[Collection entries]
•••••

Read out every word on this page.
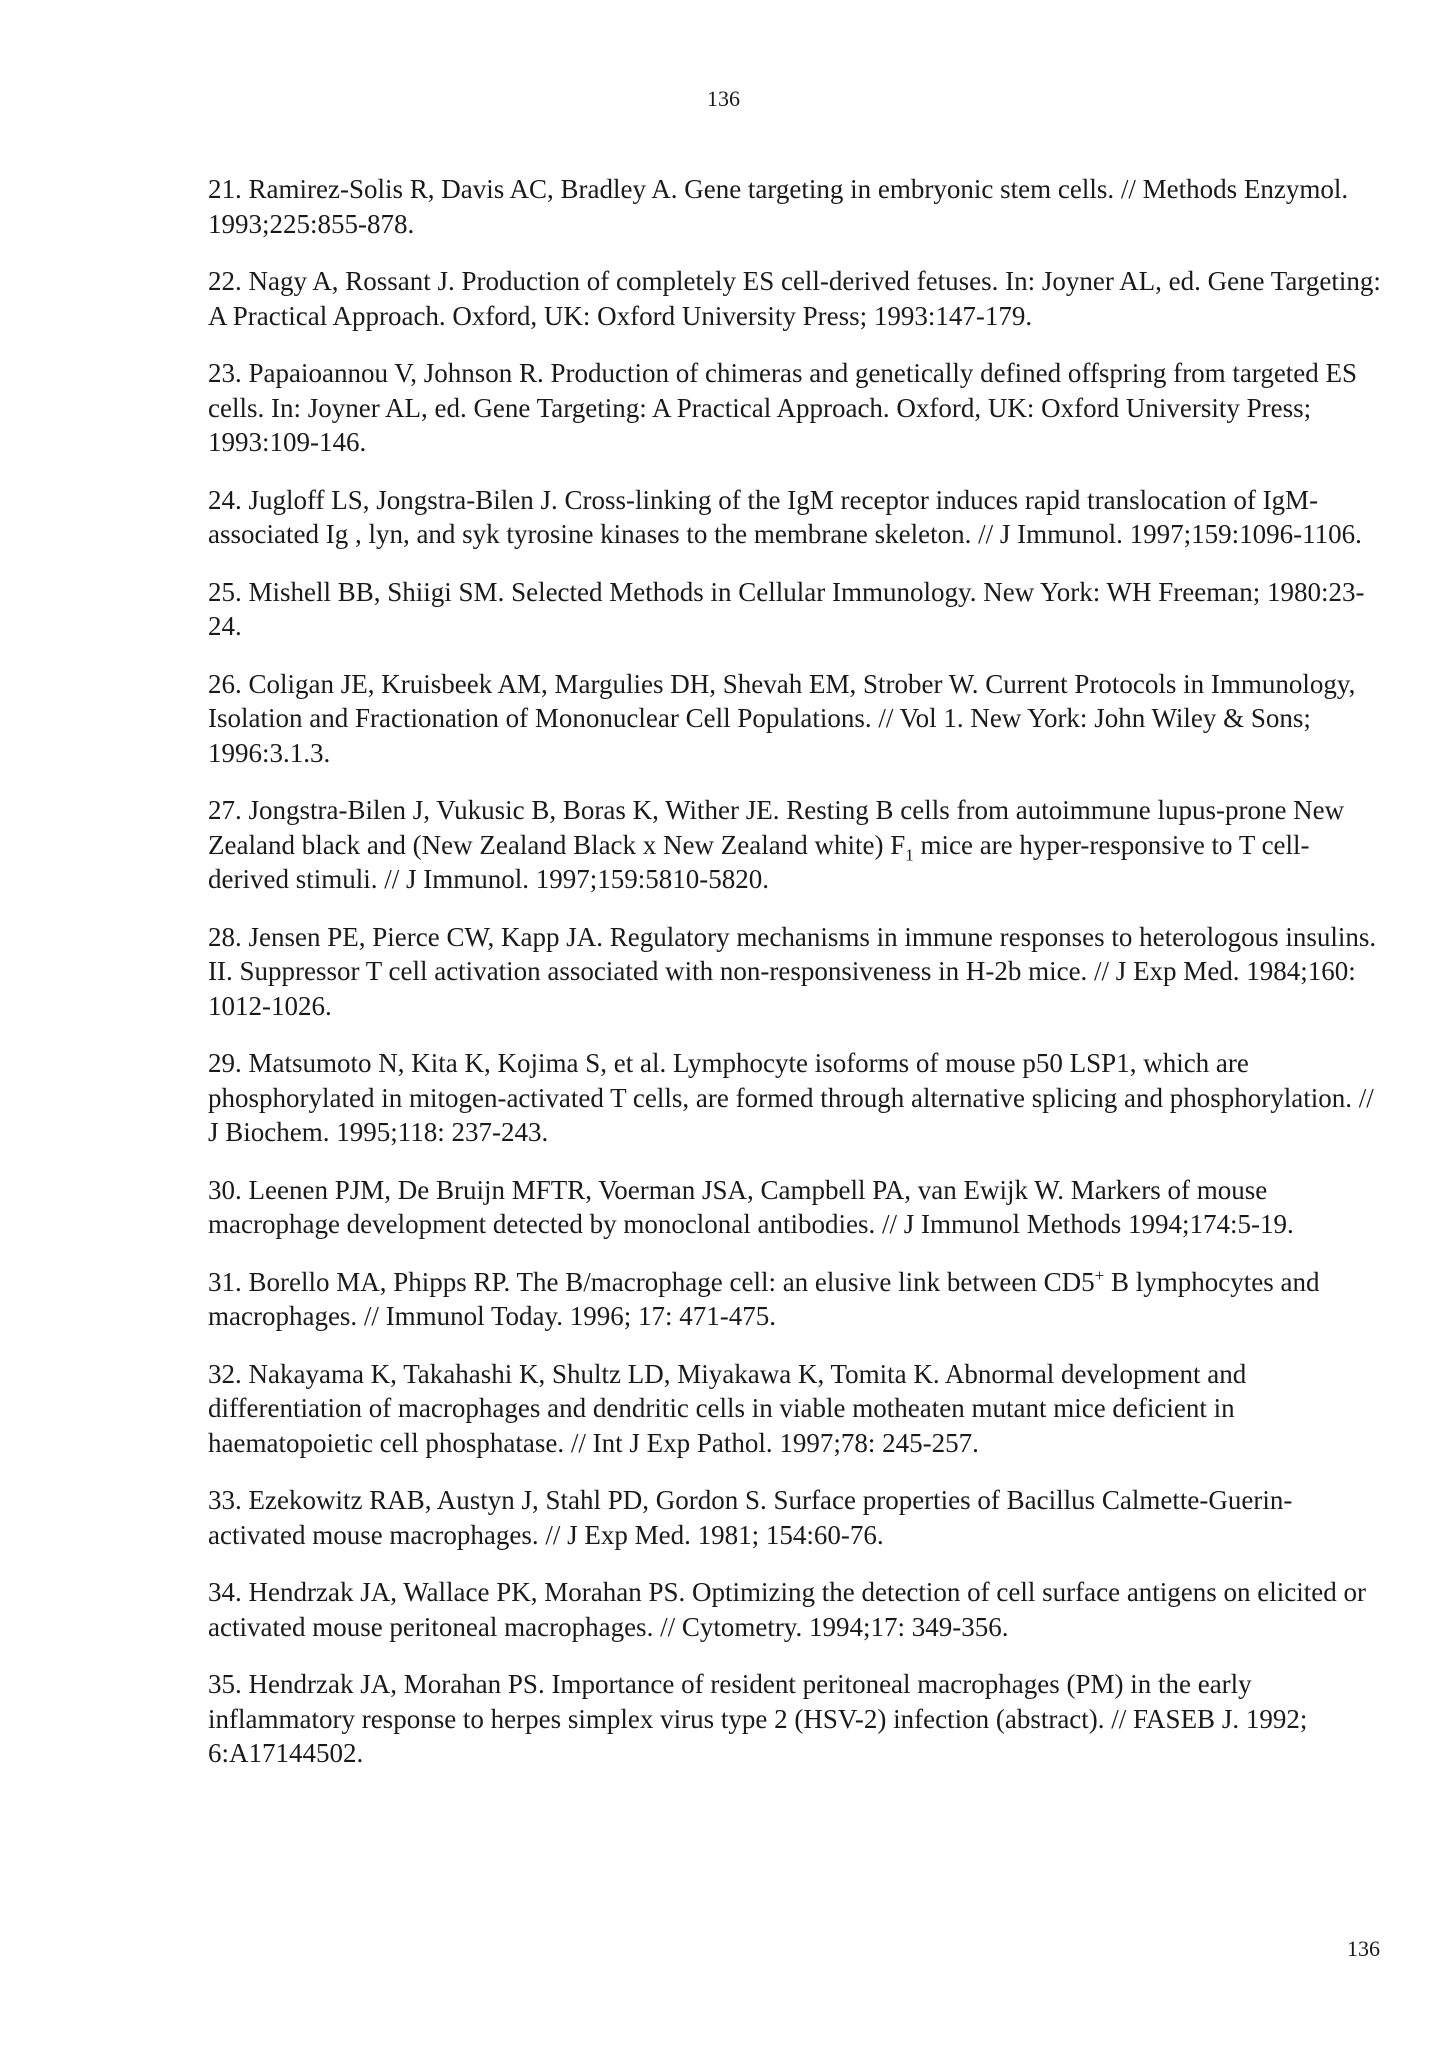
136

21. Ramirez-Solis R, Davis AC, Bradley A. Gene targeting in embryonic stem cells. // Methods Enzymol. 1993;225:855-878.

22. Nagy A, Rossant J. Production of completely ES cell-derived fetuses. In: Joyner AL, ed. Gene Targeting: A Practical Approach. Oxford, UK: Oxford University Press; 1993:147-179.

23. Papaioannou V, Johnson R. Production of chimeras and genetically defined offspring from targeted ES cells. In: Joyner AL, ed. Gene Targeting: A Practical Approach. Oxford, UK: Oxford University Press; 1993:109-146.

24. Jugloff LS, Jongstra-Bilen J. Cross-linking of the IgM receptor induces rapid translocation of IgM-associated Ig , lyn, and syk tyrosine kinases to the membrane skeleton. // J Immunol. 1997;159:1096-1106.

25. Mishell BB, Shiigi SM. Selected Methods in Cellular Immunology. New York: WH Freeman; 1980:23-24.

26. Coligan JE, Kruisbeek AM, Margulies DH, Shevah EM, Strober W. Current Protocols in Immunology, Isolation and Fractionation of Mononuclear Cell Populations. // Vol 1. New York: John Wiley & Sons; 1996:3.1.3.

27. Jongstra-Bilen J, Vukusic B, Boras K, Wither JE. Resting B cells from autoimmune lupus-prone New Zealand black and (New Zealand Black x New Zealand white) $F_1$ mice are hyper-responsive to T cell-derived stimuli. // J Immunol. 1997;159:5810-5820.

28. Jensen PE, Pierce CW, Kapp JA. Regulatory mechanisms in immune responses to heterologous insulins. II. Suppressor T cell activation associated with non-responsiveness in H-2b mice. // J Exp Med. 1984;160: 1012-1026.

29. Matsumoto N, Kita K, Kojima S, et al. Lymphocyte isoforms of mouse p50 LSP1, which are phosphorylated in mitogen-activated T cells, are formed through alternative splicing and phosphorylation. // J Biochem. 1995;118: 237-243.

30. Leenen PJM, De Bruijn MFTR, Voerman JSA, Campbell PA, van Ewijk W. Markers of mouse macrophage development detected by monoclonal antibodies. // J Immunol Methods 1994;174:5-19.

31. Borello MA, Phipps RP. The B/macrophage cell: an elusive link between CD5+ B lymphocytes and macrophages. // Immunol Today. 1996; 17: 471-475.

32. Nakayama K, Takahashi K, Shultz LD, Miyakawa K, Tomita K. Abnormal development and differentiation of macrophages and dendritic cells in viable motheaten mutant mice deficient in haematopoietic cell phosphatase. // Int J Exp Pathol. 1997;78: 245-257.

33. Ezekowitz RAB, Austyn J, Stahl PD, Gordon S. Surface properties of Bacillus Calmette-Guerin-activated mouse macrophages. // J Exp Med. 1981; 154:60-76.

34. Hendrzak JA, Wallace PK, Morahan PS. Optimizing the detection of cell surface antigens on elicited or activated mouse peritoneal macrophages. // Cytometry. 1994;17: 349-356.

35. Hendrzak JA, Morahan PS. Importance of resident peritoneal macrophages (PM) in the early inflammatory response to herpes simplex virus type 2 (HSV-2) infection (abstract). // FASEB J. 1992; 6:A17144502.

136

•••••

(Work request) In the lines above, spot each one that contains the word "Jongstra" and copy it.

(Task solution)
24. Jugloff LS, Jongstra-Bilen J. Cross-linking of the IgM receptor induces rapid translocation of IgM-associated Ig , lyn, and syk tyrosine kinases to the membrane skeleton. // J Immunol. 1997;159:1096-1106.
27. Jongstra-Bilen J, Vukusic B, Boras K, Wither JE. Resting B cells from autoimmune lupus-prone New Zealand black and (New Zealand Black x New Zealand white) $F_1$ mice are hyper-responsive to T cell-derived stimuli. // J Immunol. 1997;159:5810-5820.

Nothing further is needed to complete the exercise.